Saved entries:
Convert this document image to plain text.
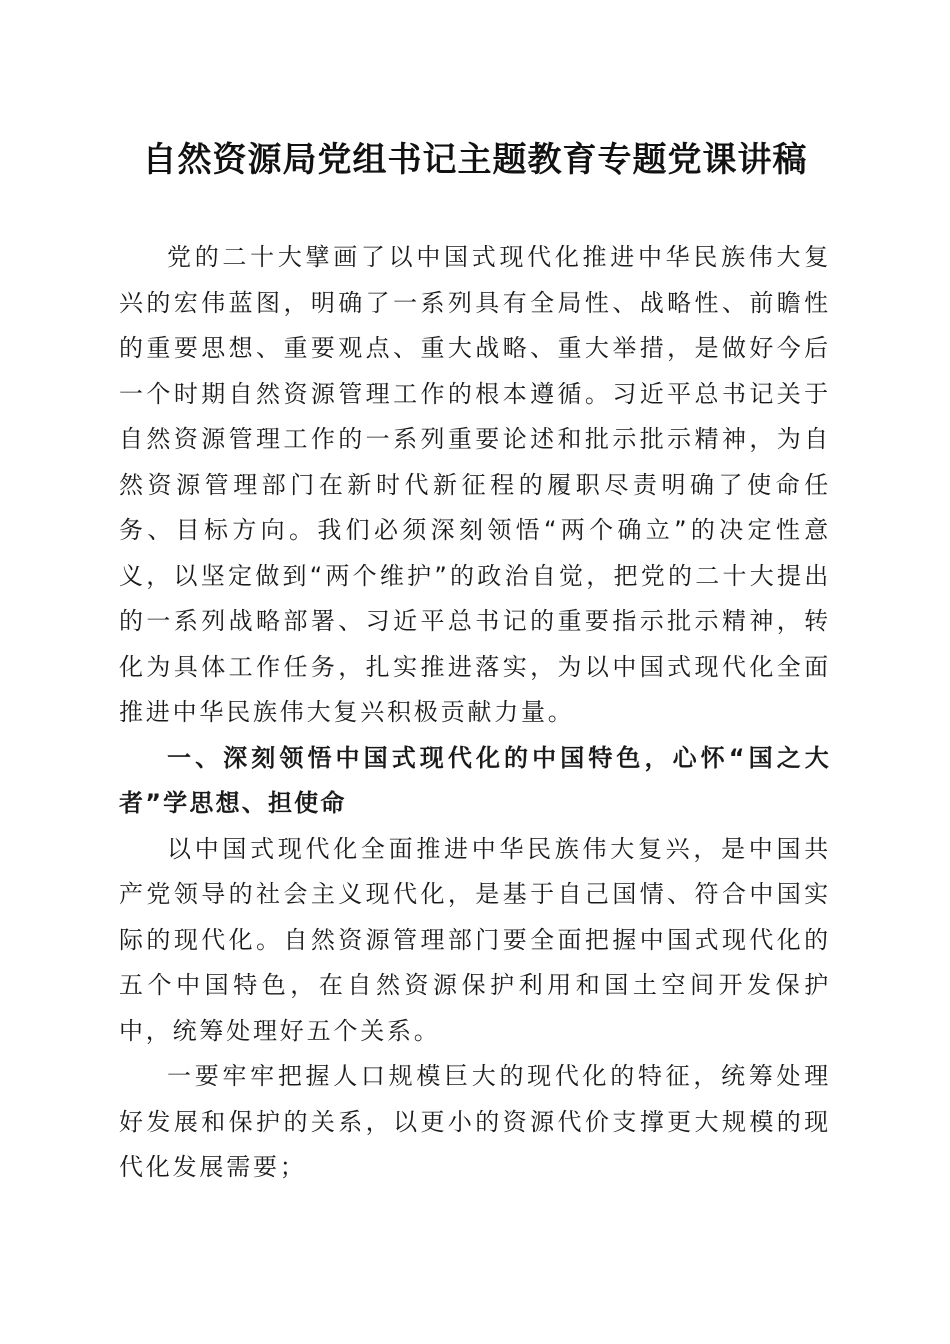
自然资源局党组书记主题教育专题党课讲稿

党的二十大擘画了以中国式现代化推进中华民族伟大复兴的宏伟蓝图，明确了一系列具有全局性、战略性、前瞻性的重要思想、重要观点、重大战略、重大举措，是做好今后一个时期自然资源管理工作的根本遵循。习近平总书记关于自然资源管理工作的一系列重要论述和批示批示精神，为自然资源管理部门在新时代新征程的履职尽责明确了使命任务、目标方向。我们必须深刻领悟“两个确立”的决定性意义，以坚定做到“两个维护”的政治自觉，把党的二十大提出的一系列战略部署、习近平总书记的重要指示批示精神，转化为具体工作任务，扎实推进落实，为以中国式现代化全面推进中华民族伟大复兴积极贡献力量。

一、深刻领悟中国式现代化的中国特色，心怀“国之大者”学思想、担使命

以中国式现代化全面推进中华民族伟大复兴，是中国共产党领导的社会主义现代化，是基于自己国情、符合中国实际的现代化。自然资源管理部门要全面把握中国式现代化的五个中国特色，在自然资源保护利用和国土空间开发保护中，统筹处理好五个关系。

一要牢牢把握人口规模巨大的现代化的特征，统筹处理好发展和保护的关系，以更小的资源代价支撑更大规模的现代化发展需要；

EXERCISE INSTRUCTIONS
Retype each record exactly as it stands, but do not include the pictures.

SOLUTION FOR THIS EXERCISE
Convert this document image to plain text.
自然资源局党组书记主题教育专题党课讲稿

党的二十大擘画了以中国式现代化推进中华民族伟大复兴的宏伟蓝图，明确了一系列具有全局性、战略性、前瞻性的重要思想、重要观点、重大战略、重大举措，是做好今后一个时期自然资源管理工作的根本遵循。习近平总书记关于自然资源管理工作的一系列重要论述和批示批示精神，为自然资源管理部门在新时代新征程的履职尽责明确了使命任务、目标方向。我们必须深刻领悟“两个确立”的决定性意义，以坚定做到“两个维护”的政治自觉，把党的二十大提出的一系列战略部署、习近平总书记的重要指示批示精神，转化为具体工作任务，扎实推进落实，为以中国式现代化全面推进中华民族伟大复兴积极贡献力量。

一、深刻领悟中国式现代化的中国特色，心怀“国之大者”学思想、担使命

以中国式现代化全面推进中华民族伟大复兴，是中国共产党领导的社会主义现代化，是基于自己国情、符合中国实际的现代化。自然资源管理部门要全面把握中国式现代化的五个中国特色，在自然资源保护利用和国土空间开发保护中，统筹处理好五个关系。

一要牢牢把握人口规模巨大的现代化的特征，统筹处理好发展和保护的关系，以更小的资源代价支撑更大规模的现代化发展需要；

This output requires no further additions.